Work order. Every record below, from first to last: print it exactly as shown.

Raw data.
::::

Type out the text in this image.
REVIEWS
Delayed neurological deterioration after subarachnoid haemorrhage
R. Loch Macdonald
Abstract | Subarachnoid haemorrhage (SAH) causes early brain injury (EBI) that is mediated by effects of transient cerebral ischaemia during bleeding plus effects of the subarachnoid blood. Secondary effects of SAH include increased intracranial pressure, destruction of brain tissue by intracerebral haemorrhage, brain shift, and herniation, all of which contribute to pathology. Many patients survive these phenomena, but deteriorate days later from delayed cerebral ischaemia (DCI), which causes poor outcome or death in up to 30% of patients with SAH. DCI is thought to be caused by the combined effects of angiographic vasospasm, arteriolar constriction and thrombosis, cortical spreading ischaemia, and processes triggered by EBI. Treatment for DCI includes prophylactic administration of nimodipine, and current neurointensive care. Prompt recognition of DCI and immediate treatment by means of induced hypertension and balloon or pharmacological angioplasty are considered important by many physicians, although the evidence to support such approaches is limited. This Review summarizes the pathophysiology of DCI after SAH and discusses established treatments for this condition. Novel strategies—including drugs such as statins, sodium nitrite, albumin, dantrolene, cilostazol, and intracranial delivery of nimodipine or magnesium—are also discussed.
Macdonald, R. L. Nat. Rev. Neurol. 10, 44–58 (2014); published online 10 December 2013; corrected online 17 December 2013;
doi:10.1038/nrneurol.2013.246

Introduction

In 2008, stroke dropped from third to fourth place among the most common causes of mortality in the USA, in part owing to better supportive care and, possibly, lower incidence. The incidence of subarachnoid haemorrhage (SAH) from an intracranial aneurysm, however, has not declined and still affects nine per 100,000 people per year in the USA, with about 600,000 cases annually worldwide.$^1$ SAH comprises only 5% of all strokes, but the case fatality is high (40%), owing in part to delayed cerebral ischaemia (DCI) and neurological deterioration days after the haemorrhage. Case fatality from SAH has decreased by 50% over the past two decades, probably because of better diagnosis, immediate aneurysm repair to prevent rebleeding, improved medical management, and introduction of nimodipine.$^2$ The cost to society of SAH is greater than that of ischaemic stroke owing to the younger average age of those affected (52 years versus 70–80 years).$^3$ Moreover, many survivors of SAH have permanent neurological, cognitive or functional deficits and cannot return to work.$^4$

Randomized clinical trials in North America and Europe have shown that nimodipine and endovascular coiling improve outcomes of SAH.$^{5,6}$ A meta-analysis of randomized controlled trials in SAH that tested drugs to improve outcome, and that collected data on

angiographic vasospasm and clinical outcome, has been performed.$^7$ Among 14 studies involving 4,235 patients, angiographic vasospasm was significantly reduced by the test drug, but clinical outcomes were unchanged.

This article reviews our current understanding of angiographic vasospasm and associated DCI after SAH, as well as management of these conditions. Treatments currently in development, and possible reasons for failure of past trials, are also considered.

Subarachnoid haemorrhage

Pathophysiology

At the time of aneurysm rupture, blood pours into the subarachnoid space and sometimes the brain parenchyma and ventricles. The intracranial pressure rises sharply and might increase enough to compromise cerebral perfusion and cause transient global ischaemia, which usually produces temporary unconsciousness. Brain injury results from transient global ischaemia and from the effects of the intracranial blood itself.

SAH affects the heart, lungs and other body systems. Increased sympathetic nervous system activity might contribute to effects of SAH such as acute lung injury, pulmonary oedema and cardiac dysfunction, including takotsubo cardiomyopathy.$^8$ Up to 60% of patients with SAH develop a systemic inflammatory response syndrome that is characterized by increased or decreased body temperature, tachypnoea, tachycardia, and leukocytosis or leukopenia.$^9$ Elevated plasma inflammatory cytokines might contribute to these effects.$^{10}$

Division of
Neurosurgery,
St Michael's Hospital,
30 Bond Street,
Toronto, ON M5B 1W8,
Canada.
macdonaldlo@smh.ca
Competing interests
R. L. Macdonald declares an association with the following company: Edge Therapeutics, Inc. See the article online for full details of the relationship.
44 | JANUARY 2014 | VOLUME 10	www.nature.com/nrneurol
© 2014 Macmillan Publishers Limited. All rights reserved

::::

Your response.
Type out the text in this image.
REVIEWS
Delayed neurological deterioration after subarachnoid haemorrhage
R. Loch Macdonald
Abstract | Subarachnoid haemorrhage (SAH) causes early brain injury (EBI) that is mediated by effects of transient cerebral ischaemia during bleeding plus effects of the subarachnoid blood. Secondary effects of SAH include increased intracranial pressure, destruction of brain tissue by intracerebral haemorrhage, brain shift, and herniation, all of which contribute to pathology. Many patients survive these phenomena, but deteriorate days later from delayed cerebral ischaemia (DCI), which causes poor outcome or death in up to 30% of patients with SAH. DCI is thought to be caused by the combined effects of angiographic vasospasm, arteriolar constriction and thrombosis, cortical spreading ischaemia, and processes triggered by EBI. Treatment for DCI includes prophylactic administration of nimodipine, and current neurointensive care. Prompt recognition of DCI and immediate treatment by means of induced hypertension and balloon or pharmacological angioplasty are considered important by many physicians, although the evidence to support such approaches is limited. This Review summarizes the pathophysiology of DCI after SAH and discusses established treatments for this condition. Novel strategies—including drugs such as statins, sodium nitrite, albumin, dantrolene, cilostazol, and intracranial delivery of nimodipine or magnesium—are also discussed.
Macdonald, R. L. Nat. Rev. Neurol. 10, 44–58 (2014); published online 10 December 2013; corrected online 17 December 2013;
doi:10.1038/nrneurol.2013.246

Introduction

In 2008, stroke dropped from third to fourth place among the most common causes of mortality in the USA, in part owing to better supportive care and, possibly, lower incidence. The incidence of subarachnoid haemorrhage (SAH) from an intracranial aneurysm, however, has not declined and still affects nine per 100,000 people per year in the USA, with about 600,000 cases annually worldwide.$^1$ SAH comprises only 5% of all strokes, but the case fatality is high (40%), owing in part to delayed cerebral ischaemia (DCI) and neurological deterioration days after the haemorrhage. Case fatality from SAH has decreased by 50% over the past two decades, probably because of better diagnosis, immediate aneurysm repair to prevent rebleeding, improved medical management, and introduction of nimodipine.$^2$ The cost to society of SAH is greater than that of ischaemic stroke owing to the younger average age of those affected (52 years versus 70–80 years).$^3$ Moreover, many survivors of SAH have permanent neurological, cognitive or functional deficits and cannot return to work.$^4$

Randomized clinical trials in North America and Europe have shown that nimodipine and endovascular coiling improve outcomes of SAH.$^{5,6}$ A meta-analysis of randomized controlled trials in SAH that tested drugs to improve outcome, and that collected data on

angiographic vasospasm and clinical outcome, has been performed.$^7$ Among 14 studies involving 4,235 patients, angiographic vasospasm was significantly reduced by the test drug, but clinical outcomes were unchanged.

This article reviews our current understanding of angiographic vasospasm and associated DCI after SAH, as well as management of these conditions. Treatments currently in development, and possible reasons for failure of past trials, are also considered.

Subarachnoid haemorrhage

Pathophysiology

At the time of aneurysm rupture, blood pours into the subarachnoid space and sometimes the brain parenchyma and ventricles. The intracranial pressure rises sharply and might increase enough to compromise cerebral perfusion and cause transient global ischaemia, which usually produces temporary unconsciousness. Brain injury results from transient global ischaemia and from the effects of the intracranial blood itself.

SAH affects the heart, lungs and other body systems. Increased sympathetic nervous system activity might contribute to effects of SAH such as acute lung injury, pulmonary oedema and cardiac dysfunction, including takotsubo cardiomyopathy.$^8$ Up to 60% of patients with SAH develop a systemic inflammatory response syndrome that is characterized by increased or decreased body temperature, tachypnoea, tachycardia, and leukocytosis or leukopenia.$^9$ Elevated plasma inflammatory cytokines might contribute to these effects.$^{10}$

Division of
Neurosurgery,
St Michael's Hospital,
30 Bond Street,
Toronto, ON M5B 1W8,
Canada.
macdonaldlo@smh.ca
Competing interests
R. L. Macdonald declares an association with the following company: Edge Therapeutics, Inc. See the article online for full details of the relationship.
44 | JANUARY 2014 | VOLUME 10	www.nature.com/nrneurol
© 2014 Macmillan Publishers Limited. All rights reserved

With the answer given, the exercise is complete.